[start]

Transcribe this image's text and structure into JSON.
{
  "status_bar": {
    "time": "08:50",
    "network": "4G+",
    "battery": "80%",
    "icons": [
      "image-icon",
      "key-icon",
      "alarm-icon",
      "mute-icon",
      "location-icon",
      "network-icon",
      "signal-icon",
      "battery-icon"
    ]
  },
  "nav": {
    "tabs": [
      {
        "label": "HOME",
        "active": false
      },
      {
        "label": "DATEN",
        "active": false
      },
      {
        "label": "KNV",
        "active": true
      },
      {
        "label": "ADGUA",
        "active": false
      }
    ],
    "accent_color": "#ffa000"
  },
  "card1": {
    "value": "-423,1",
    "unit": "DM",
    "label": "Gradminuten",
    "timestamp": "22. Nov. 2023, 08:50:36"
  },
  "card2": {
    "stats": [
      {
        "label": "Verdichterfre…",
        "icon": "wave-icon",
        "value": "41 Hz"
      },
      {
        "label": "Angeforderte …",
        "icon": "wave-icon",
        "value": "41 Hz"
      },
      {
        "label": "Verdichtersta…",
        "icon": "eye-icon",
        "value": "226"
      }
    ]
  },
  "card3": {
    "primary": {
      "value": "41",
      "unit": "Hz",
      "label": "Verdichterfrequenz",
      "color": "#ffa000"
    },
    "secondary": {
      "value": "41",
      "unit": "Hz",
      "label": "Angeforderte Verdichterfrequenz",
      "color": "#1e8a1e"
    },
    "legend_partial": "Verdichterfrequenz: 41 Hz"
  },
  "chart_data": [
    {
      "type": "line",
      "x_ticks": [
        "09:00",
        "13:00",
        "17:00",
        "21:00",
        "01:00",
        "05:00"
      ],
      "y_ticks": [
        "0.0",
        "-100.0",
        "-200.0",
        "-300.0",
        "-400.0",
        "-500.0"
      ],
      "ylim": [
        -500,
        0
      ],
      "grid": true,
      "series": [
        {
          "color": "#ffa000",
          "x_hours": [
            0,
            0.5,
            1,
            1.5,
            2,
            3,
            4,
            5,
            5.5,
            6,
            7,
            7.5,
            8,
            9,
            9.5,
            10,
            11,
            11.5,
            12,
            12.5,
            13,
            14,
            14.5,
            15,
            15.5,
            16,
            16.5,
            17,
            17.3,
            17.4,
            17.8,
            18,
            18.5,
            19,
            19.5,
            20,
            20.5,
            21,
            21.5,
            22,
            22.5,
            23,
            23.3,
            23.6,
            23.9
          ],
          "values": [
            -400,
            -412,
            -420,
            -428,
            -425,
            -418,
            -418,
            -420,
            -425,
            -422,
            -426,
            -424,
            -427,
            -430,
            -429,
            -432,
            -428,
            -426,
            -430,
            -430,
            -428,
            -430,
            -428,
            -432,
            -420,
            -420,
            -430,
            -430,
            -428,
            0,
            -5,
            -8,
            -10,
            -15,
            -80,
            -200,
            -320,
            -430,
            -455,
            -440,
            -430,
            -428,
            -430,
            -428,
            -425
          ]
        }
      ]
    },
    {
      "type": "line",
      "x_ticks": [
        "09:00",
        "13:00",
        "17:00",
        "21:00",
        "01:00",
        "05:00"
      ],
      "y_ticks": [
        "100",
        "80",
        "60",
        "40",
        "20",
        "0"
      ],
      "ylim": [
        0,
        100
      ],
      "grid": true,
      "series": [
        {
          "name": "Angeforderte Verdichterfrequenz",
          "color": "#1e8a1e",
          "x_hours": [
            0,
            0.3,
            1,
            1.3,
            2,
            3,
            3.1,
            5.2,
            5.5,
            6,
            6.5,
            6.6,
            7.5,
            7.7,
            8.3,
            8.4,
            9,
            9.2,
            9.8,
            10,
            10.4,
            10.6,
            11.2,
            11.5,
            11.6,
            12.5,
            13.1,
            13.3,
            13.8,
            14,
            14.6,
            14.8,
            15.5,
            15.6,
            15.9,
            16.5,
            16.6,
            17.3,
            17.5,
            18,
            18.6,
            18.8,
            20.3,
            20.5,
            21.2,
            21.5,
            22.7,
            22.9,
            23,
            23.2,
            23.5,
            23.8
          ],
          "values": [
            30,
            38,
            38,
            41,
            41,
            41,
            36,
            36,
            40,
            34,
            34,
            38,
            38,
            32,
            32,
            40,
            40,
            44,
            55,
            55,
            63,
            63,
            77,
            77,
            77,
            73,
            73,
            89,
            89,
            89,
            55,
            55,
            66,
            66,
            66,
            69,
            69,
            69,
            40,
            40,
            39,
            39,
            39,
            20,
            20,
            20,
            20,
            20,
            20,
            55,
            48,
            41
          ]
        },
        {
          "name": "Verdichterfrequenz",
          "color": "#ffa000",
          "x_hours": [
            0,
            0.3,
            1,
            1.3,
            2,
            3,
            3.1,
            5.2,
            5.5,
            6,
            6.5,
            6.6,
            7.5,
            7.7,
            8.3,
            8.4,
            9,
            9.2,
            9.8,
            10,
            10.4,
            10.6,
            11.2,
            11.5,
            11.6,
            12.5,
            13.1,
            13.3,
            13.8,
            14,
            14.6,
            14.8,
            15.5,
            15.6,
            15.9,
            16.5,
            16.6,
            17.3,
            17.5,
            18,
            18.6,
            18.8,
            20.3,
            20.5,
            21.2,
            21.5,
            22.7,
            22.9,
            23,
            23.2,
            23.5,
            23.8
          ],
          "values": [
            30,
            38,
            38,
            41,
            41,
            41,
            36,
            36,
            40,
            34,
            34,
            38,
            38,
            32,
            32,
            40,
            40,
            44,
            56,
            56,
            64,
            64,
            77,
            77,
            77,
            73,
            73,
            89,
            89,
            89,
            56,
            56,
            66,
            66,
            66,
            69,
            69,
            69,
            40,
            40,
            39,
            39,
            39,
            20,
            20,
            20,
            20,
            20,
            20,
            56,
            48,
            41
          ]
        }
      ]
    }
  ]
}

[end]

### Set exercise:
Provide an exact reproduction of all the entries shown above.

### Complete answer:
Transcribe this image's text and structure into JSON.
{
  "status_bar": {
    "time": "08:50",
    "network": "4G+",
    "battery": "80%",
    "icons": [
      "image-icon",
      "key-icon",
      "alarm-icon",
      "mute-icon",
      "location-icon",
      "network-icon",
      "signal-icon",
      "battery-icon"
    ]
  },
  "nav": {
    "tabs": [
      {
        "label": "HOME",
        "active": false
      },
      {
        "label": "DATEN",
        "active": false
      },
      {
        "label": "KNV",
        "active": true
      },
      {
        "label": "ADGUA",
        "active": false
      }
    ],
    "accent_color": "#ffa000"
  },
  "card1": {
    "value": "-423,1",
    "unit": "DM",
    "label": "Gradminuten",
    "timestamp": "22. Nov. 2023, 08:50:36"
  },
  "card2": {
    "stats": [
      {
        "label": "Verdichterfre…",
        "icon": "wave-icon",
        "value": "41 Hz"
      },
      {
        "label": "Angeforderte …",
        "icon": "wave-icon",
        "value": "41 Hz"
      },
      {
        "label": "Verdichtersta…",
        "icon": "eye-icon",
        "value": "226"
      }
    ]
  },
  "card3": {
    "primary": {
      "value": "41",
      "unit": "Hz",
      "label": "Verdichterfrequenz",
      "color": "#ffa000"
    },
    "secondary": {
      "value": "41",
      "unit": "Hz",
      "label": "Angeforderte Verdichterfrequenz",
      "color": "#1e8a1e"
    },
    "legend_partial": "Verdichterfrequenz: 41 Hz"
  },
  "chart_data": [
    {
      "type": "line",
      "x_ticks": [
        "09:00",
        "13:00",
        "17:00",
        "21:00",
        "01:00",
        "05:00"
      ],
      "y_ticks": [
        "0.0",
        "-100.0",
        "-200.0",
        "-300.0",
        "-400.0",
        "-500.0"
      ],
      "ylim": [
        -500,
        0
      ],
      "grid": true,
      "series": [
        {
          "color": "#ffa000",
          "x_hours": [
            0,
            0.5,
            1,
            1.5,
            2,
            3,
            4,
            5,
            5.5,
            6,
            7,
            7.5,
            8,
            9,
            9.5,
            10,
            11,
            11.5,
            12,
            12.5,
            13,
            14,
            14.5,
            15,
            15.5,
            16,
            16.5,
            17,
            17.3,
            17.4,
            17.8,
            18,
            18.5,
            19,
            19.5,
            20,
            20.5,
            21,
            21.5,
            22,
            22.5,
            23,
            23.3,
            23.6,
            23.9
          ],
          "values": [
            -400,
            -412,
            -420,
            -428,
            -425,
            -418,
            -418,
            -420,
            -425,
            -422,
            -426,
            -424,
            -427,
            -430,
            -429,
            -432,
            -428,
            -426,
            -430,
            -430,
            -428,
            -430,
            -428,
            -432,
            -420,
            -420,
            -430,
            -430,
            -428,
            0,
            -5,
            -8,
            -10,
            -15,
            -80,
            -200,
            -320,
            -430,
            -455,
            -440,
            -430,
            -428,
            -430,
            -428,
            -425
          ]
        }
      ]
    },
    {
      "type": "line",
      "x_ticks": [
        "09:00",
        "13:00",
        "17:00",
        "21:00",
        "01:00",
        "05:00"
      ],
      "y_ticks": [
        "100",
        "80",
        "60",
        "40",
        "20",
        "0"
      ],
      "ylim": [
        0,
        100
      ],
      "grid": true,
      "series": [
        {
          "name": "Angeforderte Verdichterfrequenz",
          "color": "#1e8a1e",
          "x_hours": [
            0,
            0.3,
            1,
            1.3,
            2,
            3,
            3.1,
            5.2,
            5.5,
            6,
            6.5,
            6.6,
            7.5,
            7.7,
            8.3,
            8.4,
            9,
            9.2,
            9.8,
            10,
            10.4,
            10.6,
            11.2,
            11.5,
            11.6,
            12.5,
            13.1,
            13.3,
            13.8,
            14,
            14.6,
            14.8,
            15.5,
            15.6,
            15.9,
            16.5,
            16.6,
            17.3,
            17.5,
            18,
            18.6,
            18.8,
            20.3,
            20.5,
            21.2,
            21.5,
            22.7,
            22.9,
            23,
            23.2,
            23.5,
            23.8
          ],
          "values": [
            30,
            38,
            38,
            41,
            41,
            41,
            36,
            36,
            40,
            34,
            34,
            38,
            38,
            32,
            32,
            40,
            40,
            44,
            55,
            55,
            63,
            63,
            77,
            77,
            77,
            73,
            73,
            89,
            89,
            89,
            55,
            55,
            66,
            66,
            66,
            69,
            69,
            69,
            40,
            40,
            39,
            39,
            39,
            20,
            20,
            20,
            20,
            20,
            20,
            55,
            48,
            41
          ]
        },
        {
          "name": "Verdichterfrequenz",
          "color": "#ffa000",
          "x_hours": [
            0,
            0.3,
            1,
            1.3,
            2,
            3,
            3.1,
            5.2,
            5.5,
            6,
            6.5,
            6.6,
            7.5,
            7.7,
            8.3,
            8.4,
            9,
            9.2,
            9.8,
            10,
            10.4,
            10.6,
            11.2,
            11.5,
            11.6,
            12.5,
            13.1,
            13.3,
            13.8,
            14,
            14.6,
            14.8,
            15.5,
            15.6,
            15.9,
            16.5,
            16.6,
            17.3,
            17.5,
            18,
            18.6,
            18.8,
            20.3,
            20.5,
            21.2,
            21.5,
            22.7,
            22.9,
            23,
            23.2,
            23.5,
            23.8
          ],
          "values": [
            30,
            38,
            38,
            41,
            41,
            41,
            36,
            36,
            40,
            34,
            34,
            38,
            38,
            32,
            32,
            40,
            40,
            44,
            56,
            56,
            64,
            64,
            77,
            77,
            77,
            73,
            73,
            89,
            89,
            89,
            56,
            56,
            66,
            66,
            66,
            69,
            69,
            69,
            40,
            40,
            39,
            39,
            39,
            20,
            20,
            20,
            20,
            20,
            20,
            56,
            48,
            41
          ]
        }
      ]
    }
  ]
}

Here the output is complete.